- [What to work on] Omit the pictures and return every entry exactly as written.

** Begin **

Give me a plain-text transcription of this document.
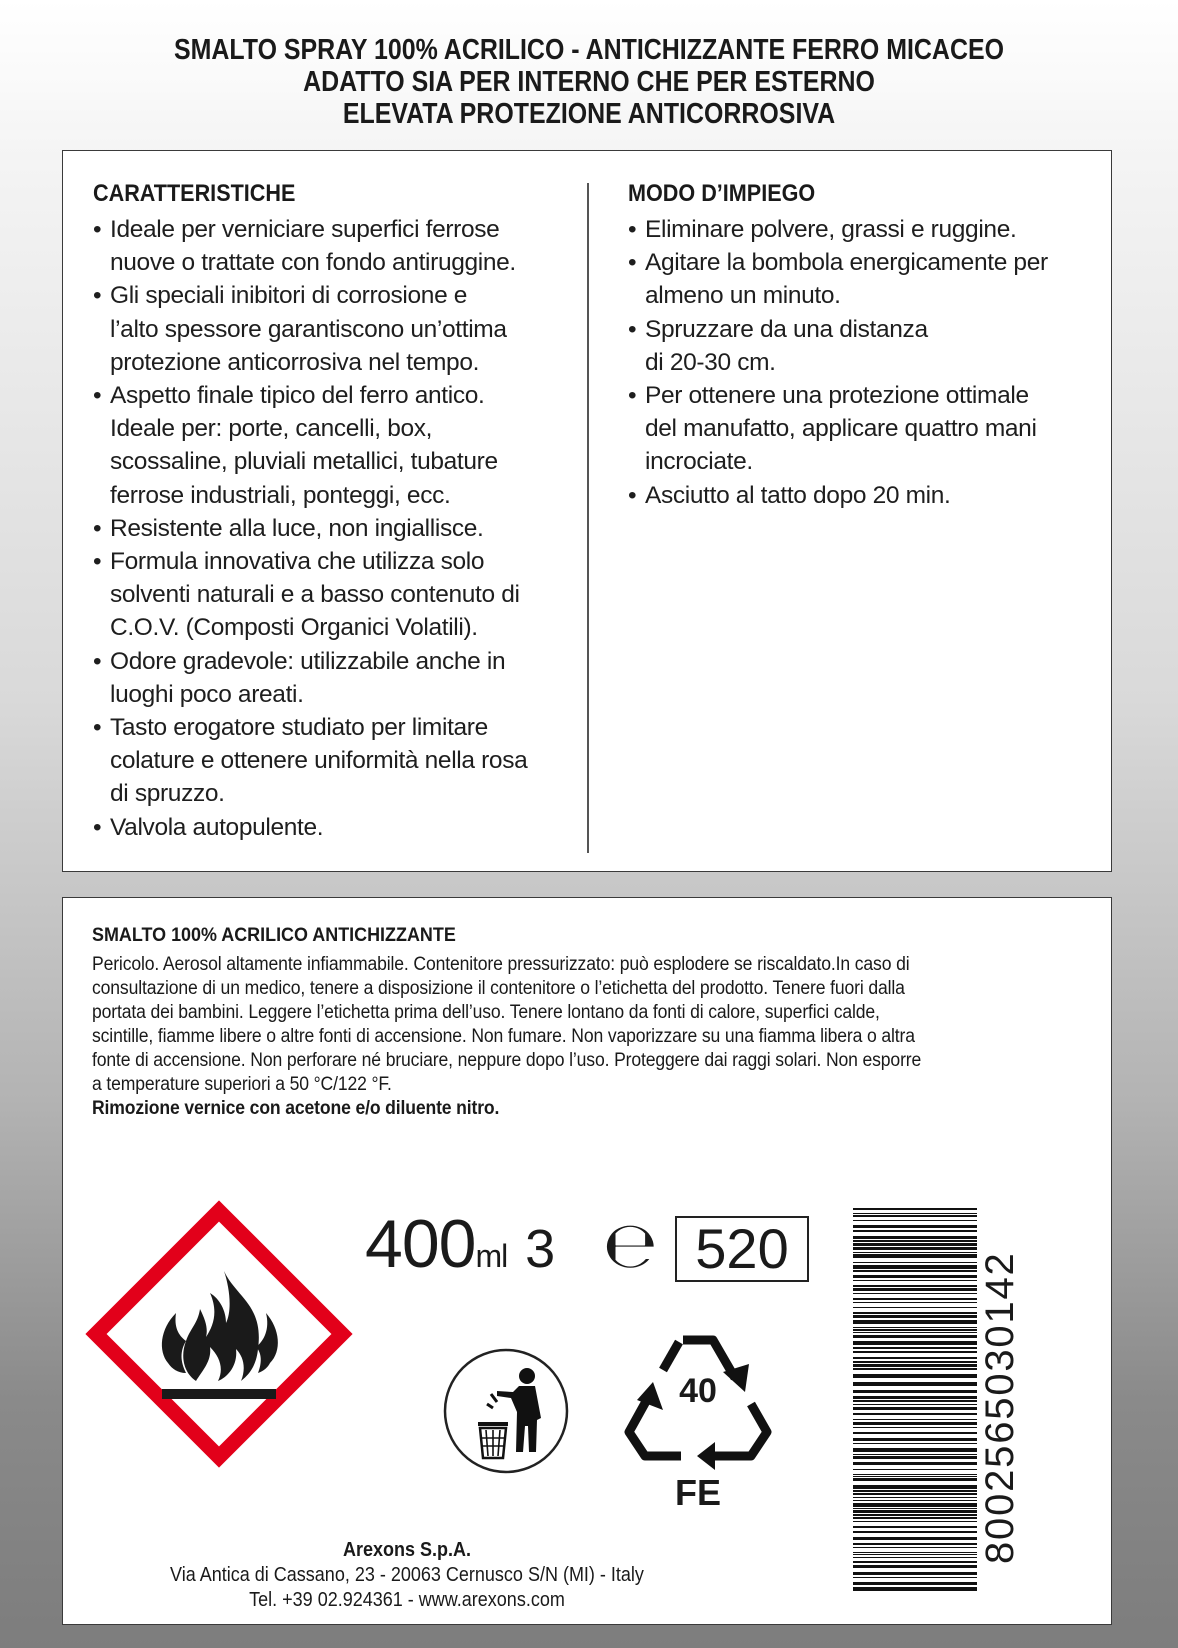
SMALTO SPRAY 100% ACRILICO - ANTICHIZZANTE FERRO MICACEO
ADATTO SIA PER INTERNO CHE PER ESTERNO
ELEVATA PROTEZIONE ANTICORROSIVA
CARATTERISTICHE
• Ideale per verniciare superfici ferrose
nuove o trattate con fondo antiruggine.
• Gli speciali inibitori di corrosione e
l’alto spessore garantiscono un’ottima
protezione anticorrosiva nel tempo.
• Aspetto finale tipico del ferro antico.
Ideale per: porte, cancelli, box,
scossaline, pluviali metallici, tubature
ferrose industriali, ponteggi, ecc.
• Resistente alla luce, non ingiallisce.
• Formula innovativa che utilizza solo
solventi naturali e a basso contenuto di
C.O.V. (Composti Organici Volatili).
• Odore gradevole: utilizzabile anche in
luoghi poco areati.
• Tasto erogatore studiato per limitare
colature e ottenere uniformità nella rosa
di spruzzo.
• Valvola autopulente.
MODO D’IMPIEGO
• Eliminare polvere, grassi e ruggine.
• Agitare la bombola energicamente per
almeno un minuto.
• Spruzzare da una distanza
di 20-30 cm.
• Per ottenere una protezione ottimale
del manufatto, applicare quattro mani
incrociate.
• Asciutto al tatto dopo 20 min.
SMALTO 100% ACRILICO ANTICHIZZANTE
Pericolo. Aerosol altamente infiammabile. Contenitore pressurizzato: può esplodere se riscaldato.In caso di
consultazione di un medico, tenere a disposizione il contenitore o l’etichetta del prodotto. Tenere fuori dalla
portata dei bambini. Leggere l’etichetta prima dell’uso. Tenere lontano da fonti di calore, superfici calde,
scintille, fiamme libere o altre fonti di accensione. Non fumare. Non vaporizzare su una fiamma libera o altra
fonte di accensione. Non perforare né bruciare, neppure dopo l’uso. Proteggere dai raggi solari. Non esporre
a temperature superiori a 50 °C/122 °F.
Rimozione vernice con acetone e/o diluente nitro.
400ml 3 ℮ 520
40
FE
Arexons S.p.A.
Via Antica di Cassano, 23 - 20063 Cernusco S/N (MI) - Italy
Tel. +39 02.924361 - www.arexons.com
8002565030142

** End **

- [Output for this exercise]
Give me a plain-text transcription of this document.
SMALTO SPRAY 100% ACRILICO - ANTICHIZZANTE FERRO MICACEO
ADATTO SIA PER INTERNO CHE PER ESTERNO
ELEVATA PROTEZIONE ANTICORROSIVA
CARATTERISTICHE
• Ideale per verniciare superfici ferrose
nuove o trattate con fondo antiruggine.
• Gli speciali inibitori di corrosione e
l’alto spessore garantiscono un’ottima
protezione anticorrosiva nel tempo.
• Aspetto finale tipico del ferro antico.
Ideale per: porte, cancelli, box,
scossaline, pluviali metallici, tubature
ferrose industriali, ponteggi, ecc.
• Resistente alla luce, non ingiallisce.
• Formula innovativa che utilizza solo
solventi naturali e a basso contenuto di
C.O.V. (Composti Organici Volatili).
• Odore gradevole: utilizzabile anche in
luoghi poco areati.
• Tasto erogatore studiato per limitare
colature e ottenere uniformità nella rosa
di spruzzo.
• Valvola autopulente.
MODO D’IMPIEGO
• Eliminare polvere, grassi e ruggine.
• Agitare la bombola energicamente per
almeno un minuto.
• Spruzzare da una distanza
di 20-30 cm.
• Per ottenere una protezione ottimale
del manufatto, applicare quattro mani
incrociate.
• Asciutto al tatto dopo 20 min.
SMALTO 100% ACRILICO ANTICHIZZANTE
Pericolo. Aerosol altamente infiammabile. Contenitore pressurizzato: può esplodere se riscaldato.In caso di
consultazione di un medico, tenere a disposizione il contenitore o l’etichetta del prodotto. Tenere fuori dalla
portata dei bambini. Leggere l’etichetta prima dell’uso. Tenere lontano da fonti di calore, superfici calde,
scintille, fiamme libere o altre fonti di accensione. Non fumare. Non vaporizzare su una fiamma libera o altra
fonte di accensione. Non perforare né bruciare, neppure dopo l’uso. Proteggere dai raggi solari. Non esporre
a temperature superiori a 50 °C/122 °F.
Rimozione vernice con acetone e/o diluente nitro.
400ml 3 ℮ 520
40
FE
Arexons S.p.A.
Via Antica di Cassano, 23 - 20063 Cernusco S/N (MI) - Italy
Tel. +39 02.924361 - www.arexons.com
8002565030142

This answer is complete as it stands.